Select lines where the word "Djamena" appears.

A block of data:
○ ○ ○ ○ ○

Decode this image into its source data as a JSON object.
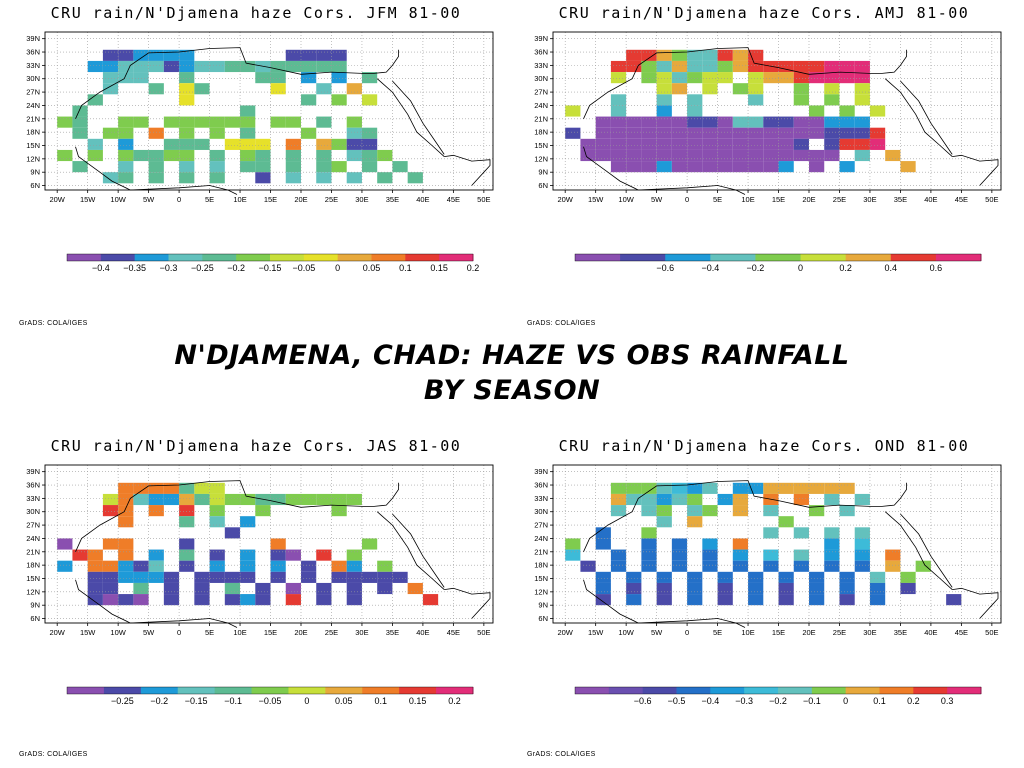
{
  "slide": {
    "title_line1": "N'Djamena, Chad: Haze vs Obs Rainfall",
    "title_line2": "by season"
  },
  "chart_data": [
    {
      "type": "heatmap",
      "title": "CRU rain/N'Djamena haze Cors. JFM 81-00",
      "footer": "GrADS: COLA/IGES",
      "x_ticks": [
        "20W",
        "15W",
        "10W",
        "5W",
        "0",
        "5E",
        "10E",
        "15E",
        "20E",
        "25E",
        "30E",
        "35E",
        "40E",
        "45E",
        "50E"
      ],
      "y_ticks": [
        "39N",
        "36N",
        "33N",
        "30N",
        "27N",
        "24N",
        "21N",
        "18N",
        "15N",
        "12N",
        "9N",
        "6N"
      ],
      "colorbar": {
        "colors": [
          "#8a4fb0",
          "#4b4aa8",
          "#1e9ad8",
          "#63c1bd",
          "#5dbb93",
          "#7fcc4e",
          "#c7df3a",
          "#e6e12a",
          "#e7a93c",
          "#ef7d28",
          "#e53a32",
          "#e22d78"
        ],
        "labels": [
          "-0.4",
          "-0.35",
          "-0.3",
          "-0.25",
          "-0.2",
          "-0.15",
          "-0.05",
          "0",
          "0.05",
          "0.1",
          "0.15",
          "0.2"
        ]
      },
      "grid": {
        "lon_start": -20,
        "lat_start": 39,
        "cell_deg": 2.5
      },
      "rows": [
        "......................",
        "...112222......1111..",
        "..22333123344344444...",
        "...333..4....44.2.2.4.",
        "...3..4.74....7..3.8...",
        "..4.....7.......4.5.6...",
        ".4..........4.........",
        "54..55.555555.55.4.5....",
        ".4.55.9.5.5.4...5..34...",
        "..3.2..444.777.9.8511....",
        "5.5.54455.4.54.4.4.345..",
        ".4..3.4.3.3.44.4.45.4.4",
        "...34.4.4.4..1.3.3.3.4.4"
      ]
    },
    {
      "type": "heatmap",
      "title": "CRU rain/N'Djamena haze Cors. AMJ 81-00",
      "footer": "GrADS: COLA/IGES",
      "x_ticks": [
        "20W",
        "15W",
        "10W",
        "5W",
        "0",
        "5E",
        "10E",
        "15E",
        "20E",
        "25E",
        "30E",
        "35E",
        "40E",
        "45E",
        "50E"
      ],
      "y_ticks": [
        "39N",
        "36N",
        "33N",
        "30N",
        "27N",
        "24N",
        "21N",
        "18N",
        "15N",
        "12N",
        "9N",
        "6N"
      ],
      "colorbar": {
        "colors": [
          "#8a4fb0",
          "#4b4aa8",
          "#1e9ad8",
          "#63c1bd",
          "#7fcc4e",
          "#c7df3a",
          "#e7a93c",
          "#e53a32",
          "#e22d78"
        ],
        "labels": [
          "-0.6",
          "-0.4",
          "-0.2",
          "0",
          "0.2",
          "0.4",
          "0.6"
        ]
      },
      "grid": {
        "lon_start": -20,
        "lat_start": 39,
        "cell_deg": 2.5
      },
      "rows": [
        "......................",
        "....776433767.........",
        "...77436334677777888..",
        "...5.453455.56678888..",
        "......56.5.45..4.5.5..",
        "...3..3.3...3..4.4.5..",
        "5..3..2.3.......4.4.5.",
        "..000000110331100222.",
        "1.0000000000000001117..",
        ".000000000000001.1778..",
        ".00000000000000000.3.6.",
        "...000200000002.0.2...6"
      ]
    },
    {
      "type": "heatmap",
      "title": "CRU rain/N'Djamena haze Cors. JAS 81-00",
      "footer": "GrADS: COLA/IGES",
      "x_ticks": [
        "20W",
        "15W",
        "10W",
        "5W",
        "0",
        "5E",
        "10E",
        "15E",
        "20E",
        "25E",
        "30E",
        "35E",
        "40E",
        "45E",
        "50E"
      ],
      "y_ticks": [
        "39N",
        "36N",
        "33N",
        "30N",
        "27N",
        "24N",
        "21N",
        "18N",
        "15N",
        "12N",
        "9N",
        "6N"
      ],
      "colorbar": {
        "colors": [
          "#8a4fb0",
          "#4b4aa8",
          "#1e9ad8",
          "#63c1bd",
          "#5dbb93",
          "#7fcc4e",
          "#c7df3a",
          "#e7a93c",
          "#ef7d28",
          "#e53a32",
          "#e22d78"
        ],
        "labels": [
          "-0.25",
          "-0.2",
          "-0.15",
          "-0.1",
          "-0.05",
          "0",
          "0.05",
          "0.1",
          "0.15",
          "0.2"
        ]
      },
      "grid": {
        "lon_start": -20,
        "lat_start": 39,
        "cell_deg": 2.5
      },
      "rows": [
        "......................",
        "....8888466...........",
        "...68322746554455555.",
        "...98.8.9.5..5....5...",
        "....8...4.3.2.........",
        "...........1..........",
        "0..88...1.....8.....5.",
        ".98.8.2.4.1.2.10.9.5..",
        "2.88213.1.2.2.2.1.82.5..",
        "..112221.1111.1.1.11111.",
        "..11.4.1.1.4.1.0.1.1.1.8",
        "..1010.1.1.121.9.1.1....9"
      ]
    },
    {
      "type": "heatmap",
      "title": "CRU rain/N'Djamena haze Cors. OND 81-00",
      "footer": "GrADS: COLA/IGES",
      "x_ticks": [
        "20W",
        "15W",
        "10W",
        "5W",
        "0",
        "5E",
        "10E",
        "15E",
        "20E",
        "25E",
        "30E",
        "35E",
        "40E",
        "45E",
        "50E"
      ],
      "y_ticks": [
        "39N",
        "36N",
        "33N",
        "30N",
        "27N",
        "24N",
        "21N",
        "18N",
        "15N",
        "12N",
        "9N",
        "6N"
      ],
      "colorbar": {
        "colors": [
          "#8a4fb0",
          "#6a4fb0",
          "#4b4aa8",
          "#2470c8",
          "#1e9ad8",
          "#3dbbd8",
          "#63c1bd",
          "#7fcc4e",
          "#e7a93c",
          "#ef7d28",
          "#e53a32",
          "#e22d78"
        ],
        "labels": [
          "-0.6",
          "-0.5",
          "-0.4",
          "-0.3",
          "-0.2",
          "-0.1",
          "0",
          "0.1",
          "0.2",
          "0.3"
        ]
      },
      "grid": {
        "lon_start": -20,
        "lat_start": 39,
        "cell_deg": 2.5
      },
      "rows": [
        "......................",
        "...7776546.44888888...",
        "...866467.48.9.9.6.6..",
        "...6.67.67.8.6..7.6...",
        "......6.8.....7.....",
        "..3..7.......6.6.6.6..",
        "7.3..3.3.4.9.....4.5..",
        "5..3.3.3.3.4.5.6.4.4.9.",
        ".2.3.3.3.3.3.3.3.3.3.8.7",
        "..3.3.3.3.3.3.3.3.3.6.7..",
        "..3.2.2.3.2.3.2.3.3.3.2.",
        "..2.3.2.3.2.3.2.3.2.3....2"
      ]
    }
  ]
}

○ ○ ○ ○ ○

REPLY:
    "title_line1": "N'Djamena, Chad: Haze vs Obs Rainfall",
      "title": "CRU rain/N'Djamena haze Cors. JFM 81-00",
      "title": "CRU rain/N'Djamena haze Cors. AMJ 81-00",
      "title": "CRU rain/N'Djamena haze Cors. JAS 81-00",
      "title": "CRU rain/N'Djamena haze Cors. OND 81-00",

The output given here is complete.